Can you copy out, unchanged, the rows below from the one containing "point xyxy=(494,392,507,404)" through the one containing "y-tick-label: 1400 xyxy=(37,326,71,344)", including both of those rows and nothing else?

--- begin DATA IN THIS EXERCISE ---

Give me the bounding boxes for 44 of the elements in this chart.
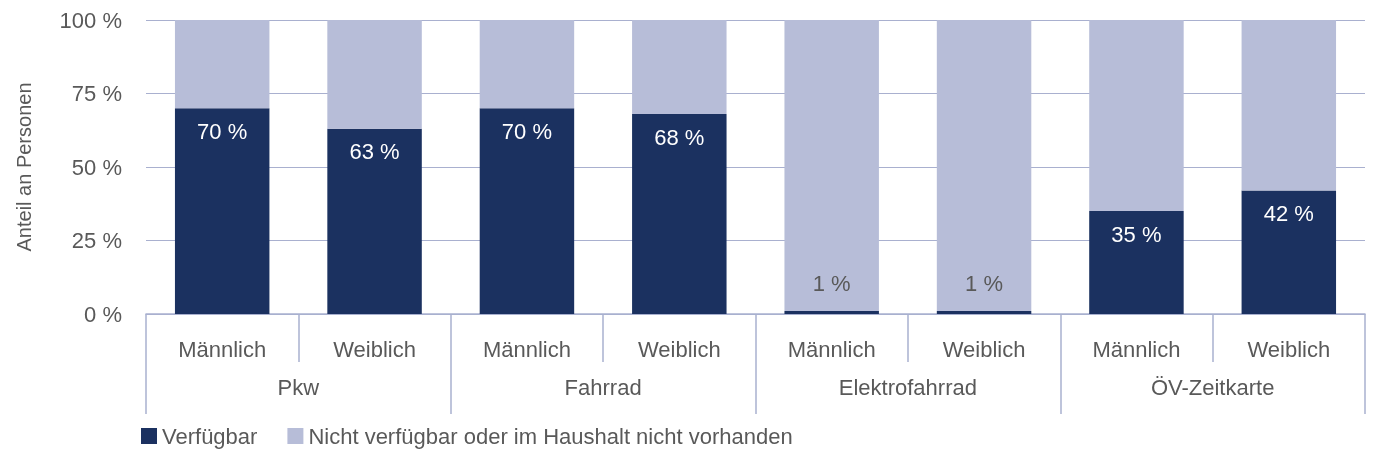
data-label: 63 % [349, 139, 400, 165]
bar [784, 20, 879, 312]
x-tick-label: Männlich [482, 336, 571, 362]
bar [174, 108, 270, 314]
bar [936, 20, 1032, 312]
text: Pkw [277, 374, 320, 400]
y-axis-title: Anteil an Personen [13, 82, 35, 252]
y-tick-label: 0 % [84, 301, 122, 327]
bar [936, 311, 1032, 314]
bar [327, 20, 422, 129]
bar [174, 20, 270, 109]
text: Fahrrad [564, 374, 642, 400]
y-tick-label: 25 % [71, 228, 122, 253]
y-tick-label: 50 % [71, 154, 122, 180]
bar [479, 20, 575, 109]
x-tick-label: Männlich [1092, 336, 1181, 362]
bar [784, 311, 879, 314]
bar [632, 114, 727, 314]
y-tick-label: 100 % [59, 7, 122, 33]
bar [1089, 211, 1184, 314]
bar [632, 20, 727, 115]
bar [1241, 190, 1337, 314]
x-tick-label: Weiblich [942, 336, 1026, 362]
bar [327, 128, 422, 314]
data-label: 70 % [197, 118, 248, 144]
x-tick-label: Weiblich [1247, 336, 1331, 362]
x-tick-label: Weiblich [333, 336, 416, 362]
legend-label: Verfügbar [162, 423, 258, 449]
x-tick-label: Männlich [787, 336, 876, 362]
y-tick-label: 75 % [71, 81, 122, 106]
x-tick-label: Weiblich [637, 336, 721, 362]
data-label: 68 % [654, 124, 705, 150]
bar [1241, 20, 1337, 191]
legend-label: Nicht verfügbar oder im Haushalt nicht vorhanden [308, 423, 793, 449]
data-label: 70 % [501, 118, 553, 144]
text: Elektrofahrrad [838, 374, 977, 400]
text: ÖV-Zeitkarte [1150, 374, 1275, 400]
x-tick-label: Männlich [178, 336, 267, 362]
data-label: 1 % [812, 270, 851, 296]
bar [1089, 20, 1184, 212]
data-label: 42 % [1263, 201, 1314, 227]
data-label: 1 % [965, 270, 1004, 296]
bar [479, 108, 575, 314]
data-label: 35 % [1111, 221, 1162, 247]
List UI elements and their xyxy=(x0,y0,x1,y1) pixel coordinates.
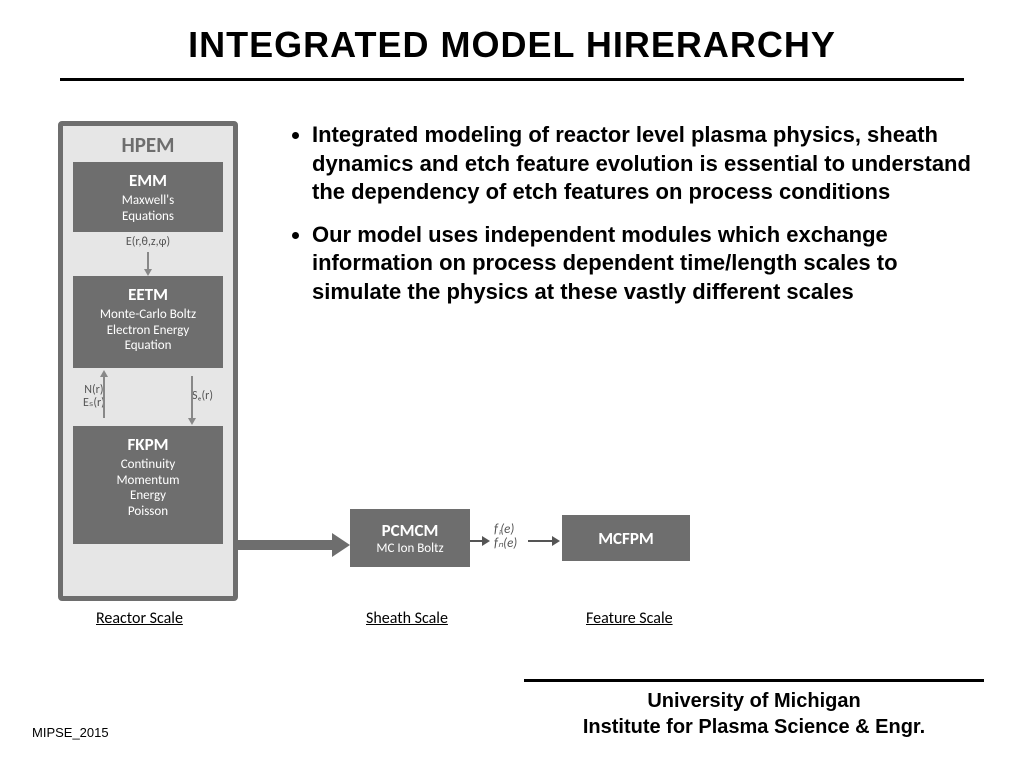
module-mcfpm: MCFPM xyxy=(562,515,690,561)
scale-sheath: Sheath Scale xyxy=(366,609,448,628)
hpem-label: HPEM xyxy=(121,132,174,158)
module-emm: EMM Maxwell's Equations xyxy=(73,162,223,232)
module-pcmcm-name: PCMCM xyxy=(350,520,470,541)
module-eetm: EETM Monte-Carlo Boltz Electron Energy E… xyxy=(73,276,223,368)
flow-label: fᵢ(e) fₙ(e) xyxy=(494,523,517,552)
module-fkpm: FKPM Continuity Momentum Energy Poisson xyxy=(73,426,223,544)
page-title: INTEGRATED MODEL HIRERARCHY xyxy=(0,0,1024,66)
module-emm-desc: Maxwell's Equations xyxy=(79,193,217,224)
footer-line1: University of Michigan xyxy=(524,688,984,714)
link1-label: E(r,θ,z,φ) xyxy=(126,236,170,249)
footer-line2: Institute for Plasma Science & Engr. xyxy=(524,714,984,740)
module-eetm-desc: Monte-Carlo Boltz Electron Energy Equati… xyxy=(79,307,217,354)
module-mcfpm-name: MCFPM xyxy=(562,528,690,549)
module-fkpm-name: FKPM xyxy=(79,434,217,455)
module-eetm-name: EETM xyxy=(79,284,217,305)
arrow-pcmcm-mcfpm-1 xyxy=(470,536,490,546)
link2-right-label: Sₑ(r) xyxy=(192,390,213,403)
link2-left-label: N(r) Eₛ(r) xyxy=(83,384,105,410)
link-eetm-fkpm: N(r) Eₛ(r) Sₑ(r) xyxy=(73,368,223,426)
link-emm-eetm: E(r,θ,z,φ) xyxy=(73,232,223,276)
module-pcmcm: PCMCM MC Ion Boltz xyxy=(350,509,470,567)
footer-divider xyxy=(524,679,984,682)
scale-feature: Feature Scale xyxy=(586,609,673,628)
footer-left-tag: MIPSE_2015 xyxy=(32,725,109,740)
module-emm-name: EMM xyxy=(79,170,217,191)
arrow-fkpm-pcmcm xyxy=(238,533,350,557)
module-pcmcm-desc: MC Ion Boltz xyxy=(350,541,470,556)
bullet-list: Integrated modeling of reactor level pla… xyxy=(284,121,984,321)
footer-affiliation: University of Michigan Institute for Pla… xyxy=(524,688,984,740)
bullet-2: Our model uses independent modules which… xyxy=(312,221,984,307)
scale-reactor: Reactor Scale xyxy=(96,609,183,628)
content-area: HPEM EMM Maxwell's Equations E(r,θ,z,φ) … xyxy=(0,81,1024,681)
bullet-1: Integrated modeling of reactor level pla… xyxy=(312,121,984,207)
module-fkpm-desc: Continuity Momentum Energy Poisson xyxy=(79,457,217,519)
hpem-container: HPEM EMM Maxwell's Equations E(r,θ,z,φ) … xyxy=(58,121,238,601)
arrow-pcmcm-mcfpm-2 xyxy=(528,536,560,546)
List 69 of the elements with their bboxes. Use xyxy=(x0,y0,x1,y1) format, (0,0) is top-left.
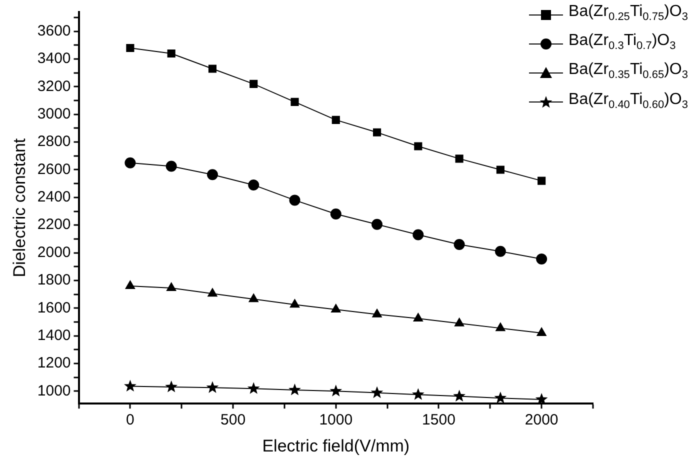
point xyxy=(494,392,507,404)
point xyxy=(208,288,218,297)
point xyxy=(496,166,504,174)
point xyxy=(372,308,382,318)
point xyxy=(208,64,217,73)
y-tick-label: 2400 xyxy=(37,188,71,206)
point xyxy=(331,304,341,313)
point xyxy=(413,313,423,322)
point xyxy=(289,194,300,206)
point xyxy=(165,380,178,392)
point xyxy=(288,384,301,396)
point xyxy=(330,208,342,220)
point xyxy=(124,157,136,168)
point xyxy=(412,229,424,240)
y-tick-label: 2000 xyxy=(37,244,71,261)
legend-label: Ba(Zr$_{0.40}$Ti$_{0.60}$)O$_{3}$ xyxy=(568,90,688,113)
x-tick-label: 2000 xyxy=(524,412,558,429)
point xyxy=(536,328,546,336)
point xyxy=(330,384,342,396)
y-tick-label: 3400 xyxy=(37,50,71,68)
point xyxy=(166,282,176,292)
point xyxy=(535,392,548,405)
y-tick-label: 3000 xyxy=(37,106,71,123)
point xyxy=(538,176,546,185)
y-tick-label: 2600 xyxy=(37,160,71,178)
y-tick-label: 2800 xyxy=(37,133,71,150)
point xyxy=(248,179,260,190)
point xyxy=(290,98,299,106)
point xyxy=(167,49,176,58)
point xyxy=(453,390,466,402)
x-tick-label: 500 xyxy=(220,412,246,429)
point xyxy=(454,238,465,250)
y-tick-label: 3600 xyxy=(37,22,71,40)
point xyxy=(372,218,383,230)
y-axis-title: Dielectric constant xyxy=(10,138,29,278)
x-tick-label: 1500 xyxy=(422,412,456,429)
point xyxy=(496,322,506,332)
point xyxy=(290,299,300,308)
point xyxy=(370,386,384,398)
point xyxy=(250,80,258,88)
y-tick-label: 2200 xyxy=(37,216,71,234)
x-axis-title: Electric field(V/mm) xyxy=(262,436,410,456)
legend-label: Ba(Zr$_{0.35}$Ti$_{0.65}$)O$_{3}$ xyxy=(568,60,688,84)
y-tick-label: 1400 xyxy=(37,326,71,344)
point xyxy=(206,381,219,393)
point xyxy=(125,280,136,289)
point xyxy=(166,160,177,172)
point xyxy=(248,294,258,302)
point xyxy=(124,380,136,392)
point xyxy=(455,154,464,163)
y-tick-label: 1000 xyxy=(37,382,71,400)
point xyxy=(414,142,422,150)
y-tick-label: 1200 xyxy=(37,354,71,372)
y-tick-label: 1800 xyxy=(37,272,71,289)
point xyxy=(247,382,260,394)
point xyxy=(454,318,464,326)
point xyxy=(332,116,340,124)
point xyxy=(372,128,382,136)
point xyxy=(412,388,424,400)
point xyxy=(536,254,548,264)
y-tick-label: 1600 xyxy=(37,299,71,316)
x-tick-label: 0 xyxy=(126,412,134,429)
legend-label: Ba(Zr$_{0.3}$Ti$_{0.7}$)O$_{3}$ xyxy=(568,31,676,54)
y-tick-label: 3200 xyxy=(37,78,71,95)
point xyxy=(206,169,218,180)
legend-label: Ba(Zr$_{0.25}$Ti$_{0.75}$)O$_{3}$ xyxy=(568,2,688,26)
point xyxy=(494,246,506,257)
x-tick-label: 1000 xyxy=(319,412,353,429)
point xyxy=(126,44,134,52)
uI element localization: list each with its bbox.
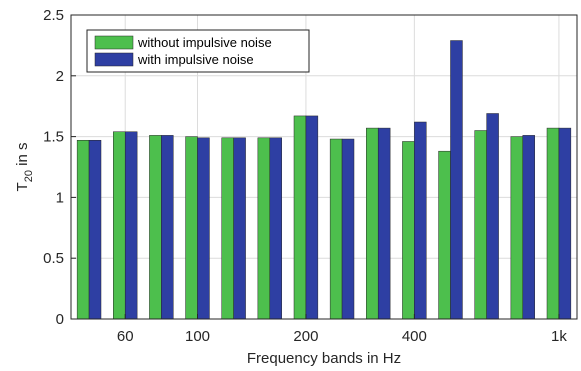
bar-with-impulsive-noise [88, 139, 102, 320]
x-tick-label: 200 [293, 328, 318, 345]
y-tick-label: 1 [56, 189, 64, 206]
bar-without-impulsive-noise [293, 115, 307, 320]
bar-with-impulsive-noise [522, 135, 535, 320]
legend-swatch-without [94, 35, 134, 50]
y-tick-label: 2 [56, 68, 64, 85]
bar-with-impulsive-noise [124, 131, 138, 320]
legend: without impulsive noise with impulsive n… [86, 29, 310, 73]
y-axis-label-subscript: 20 [23, 170, 35, 182]
bar-with-impulsive-noise [341, 138, 355, 320]
bar-with-impulsive-noise [305, 115, 319, 320]
bar-without-impulsive-noise [510, 136, 524, 320]
y-axis-label-main: T [14, 182, 31, 191]
legend-label-with: with impulsive noise [137, 52, 254, 67]
x-tick-label: 1k [551, 328, 567, 345]
y-axis-label: T20 in s [14, 143, 35, 192]
y-tick-label: 0 [56, 311, 64, 328]
axes-frame [70, 14, 578, 320]
bar-series [76, 40, 572, 320]
bar-without-impulsive-noise [329, 138, 343, 320]
legend-swatch-with [94, 52, 134, 67]
bar-without-impulsive-noise [402, 141, 415, 320]
bar-with-impulsive-noise [197, 137, 210, 320]
x-axis-label: Frequency bands in Hz [247, 350, 401, 367]
bar-with-impulsive-noise [269, 137, 282, 320]
y-tick-label: 0.5 [43, 250, 64, 267]
legend-label-without: without impulsive noise [137, 35, 272, 50]
bar-with-impulsive-noise [377, 127, 391, 320]
bar-with-impulsive-noise [161, 135, 174, 320]
bar-with-impulsive-noise [558, 127, 572, 320]
bar-with-impulsive-noise [450, 40, 463, 320]
bar-without-impulsive-noise [438, 150, 451, 320]
x-tick-label: 60 [117, 328, 134, 345]
y-axis-ticks: 0 0.5 1 1.5 2 2.5 [43, 7, 76, 328]
bar-with-impulsive-noise [486, 113, 499, 320]
bar-without-impulsive-noise [185, 136, 198, 320]
bar-without-impulsive-noise [474, 130, 487, 320]
x-tick-label: 400 [402, 328, 427, 345]
bar-without-impulsive-noise [366, 127, 379, 320]
bar-without-impulsive-noise [221, 137, 234, 320]
y-tick-label: 1.5 [43, 129, 64, 146]
x-tick-label: 100 [185, 328, 210, 345]
bar-without-impulsive-noise [113, 131, 126, 320]
bar-without-impulsive-noise [257, 137, 271, 320]
y-axis-label-rest: in s [14, 143, 31, 171]
x-axis-ticks: 60 100 200 400 1k [117, 314, 567, 345]
bar-without-impulsive-noise [149, 135, 162, 320]
bar-with-impulsive-noise [233, 137, 246, 320]
y-tick-label: 2.5 [43, 7, 64, 24]
bar-without-impulsive-noise [546, 127, 560, 320]
bar-with-impulsive-noise [414, 121, 427, 320]
bar-without-impulsive-noise [76, 139, 90, 320]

--- end DATA IN THIS EXERCISE ---

CORRECT RESPONSE.
point xyxy=(494,392,507,404)
point xyxy=(208,288,218,297)
point xyxy=(496,166,504,174)
point xyxy=(372,308,382,318)
point xyxy=(208,64,217,73)
y-tick-label: 2400 xyxy=(37,188,71,206)
point xyxy=(331,304,341,313)
point xyxy=(413,313,423,322)
point xyxy=(289,194,300,206)
point xyxy=(165,380,178,392)
point xyxy=(288,384,301,396)
point xyxy=(330,208,342,220)
point xyxy=(124,157,136,168)
point xyxy=(412,229,424,240)
y-tick-label: 2000 xyxy=(37,244,71,261)
legend-label: Ba(Zr$_{0.40}$Ti$_{0.60}$)O$_{3}$ xyxy=(568,90,688,113)
x-tick-label: 2000 xyxy=(524,412,558,429)
point xyxy=(536,328,546,336)
point xyxy=(330,384,342,396)
y-tick-label: 3400 xyxy=(37,50,71,68)
point xyxy=(166,282,176,292)
point xyxy=(535,392,548,405)
y-tick-label: 3000 xyxy=(37,106,71,123)
point xyxy=(538,176,546,185)
y-tick-label: 2600 xyxy=(37,160,71,178)
y-tick-label: 2800 xyxy=(37,133,71,150)
point xyxy=(248,179,260,190)
point xyxy=(290,98,299,106)
point xyxy=(167,49,176,58)
point xyxy=(453,390,466,402)
x-tick-label: 500 xyxy=(220,412,246,429)
point xyxy=(454,238,465,250)
y-tick-label: 3600 xyxy=(37,22,71,40)
point xyxy=(372,218,383,230)
y-axis-title: Dielectric constant xyxy=(10,138,29,278)
x-tick-label: 1500 xyxy=(422,412,456,429)
point xyxy=(496,322,506,332)
point xyxy=(290,299,300,308)
point xyxy=(370,386,384,398)
point xyxy=(250,80,258,88)
y-tick-label: 2200 xyxy=(37,216,71,234)
x-axis-title: Electric field(V/mm) xyxy=(262,436,410,456)
legend-label: Ba(Zr$_{0.35}$Ti$_{0.65}$)O$_{3}$ xyxy=(568,60,688,84)
y-tick-label: 1400 xyxy=(37,326,71,344)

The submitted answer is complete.